Exercise:
Reproduce all the entries exactly and keep the pictures out.

Collected data:

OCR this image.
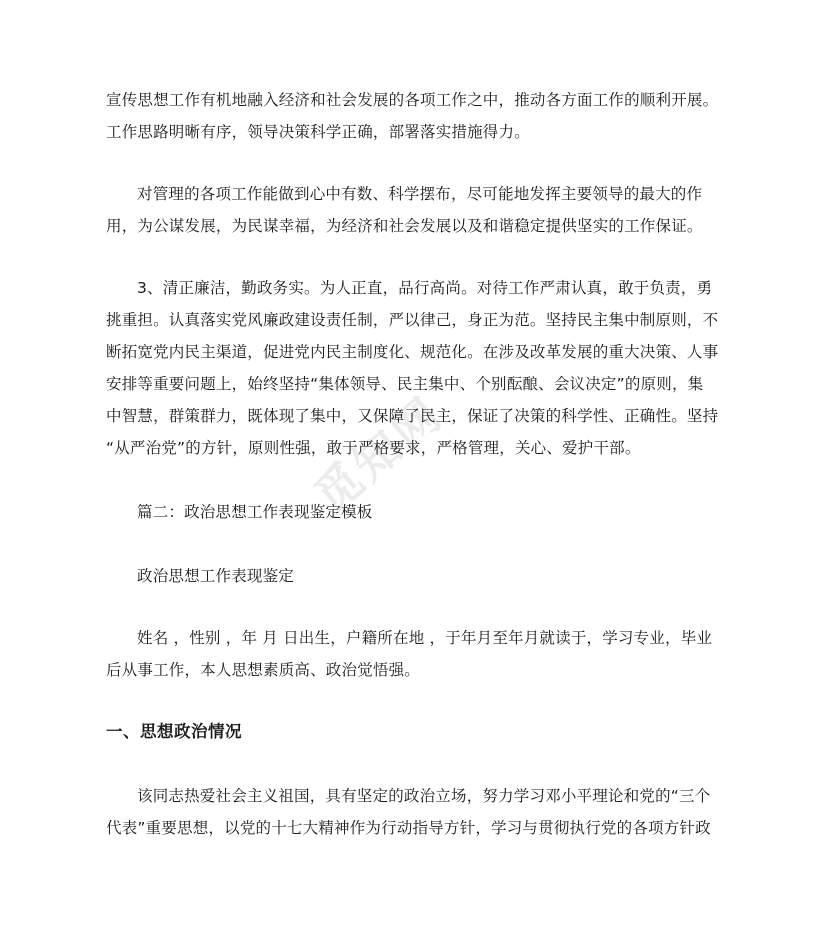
觅知网
宣传思想工作有机地融入经济和社会发展的各项工作之中，推动各方面工作的顺利开展。
工作思路明晰有序，领导决策科学正确，部署落实措施得力。
对管理的各项工作能做到心中有数、科学摆布，尽可能地发挥主要领导的最大的作
用，为公谋发展，为民谋幸福，为经济和社会发展以及和谐稳定提供坚实的工作保证。
3、清正廉洁，勤政务实。为人正直，品行高尚。对待工作严肃认真，敢于负责，勇
挑重担。认真落实党风廉政建设责任制，严以律己，身正为范。坚持民主集中制原则，不
断拓宽党内民主渠道，促进党内民主制度化、规范化。在涉及改革发展的重大决策、人事
安排等重要问题上，始终坚持“集体领导、民主集中、个别酝酿、会议决定”的原则，集
中智慧，群策群力，既体现了集中，又保障了民主，保证了决策的科学性、正确性。坚持
“从严治党”的方针，原则性强，敢于严格要求，严格管理，关心、爱护干部。
篇二：政治思想工作表现鉴定模板
政治思想工作表现鉴定
姓名 ，性别 ，年 月 日出生，户籍所在地 ，于年月至年月就读于，学习专业，毕业
后从事工作，本人思想素质高、政治觉悟强。
一、思想政治情况
该同志热爱社会主义祖国，具有坚定的政治立场，努力学习邓小平理论和党的“三个
代表”重要思想，以党的十七大精神作为行动指导方针，学习与贯彻执行党的各项方针政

Solution below:
OCR this image.
觅知网
宣传思想工作有机地融入经济和社会发展的各项工作之中，推动各方面工作的顺利开展。
工作思路明晰有序，领导决策科学正确，部署落实措施得力。
对管理的各项工作能做到心中有数、科学摆布，尽可能地发挥主要领导的最大的作
用，为公谋发展，为民谋幸福，为经济和社会发展以及和谐稳定提供坚实的工作保证。
3、清正廉洁，勤政务实。为人正直，品行高尚。对待工作严肃认真，敢于负责，勇
挑重担。认真落实党风廉政建设责任制，严以律己，身正为范。坚持民主集中制原则，不
断拓宽党内民主渠道，促进党内民主制度化、规范化。在涉及改革发展的重大决策、人事
安排等重要问题上，始终坚持“集体领导、民主集中、个别酝酿、会议决定”的原则，集
中智慧，群策群力，既体现了集中，又保障了民主，保证了决策的科学性、正确性。坚持
“从严治党”的方针，原则性强，敢于严格要求，严格管理，关心、爱护干部。
篇二：政治思想工作表现鉴定模板
政治思想工作表现鉴定
姓名 ，性别 ，年 月 日出生，户籍所在地 ，于年月至年月就读于，学习专业，毕业
后从事工作，本人思想素质高、政治觉悟强。
一、思想政治情况
该同志热爱社会主义祖国，具有坚定的政治立场，努力学习邓小平理论和党的“三个
代表”重要思想，以党的十七大精神作为行动指导方针，学习与贯彻执行党的各项方针政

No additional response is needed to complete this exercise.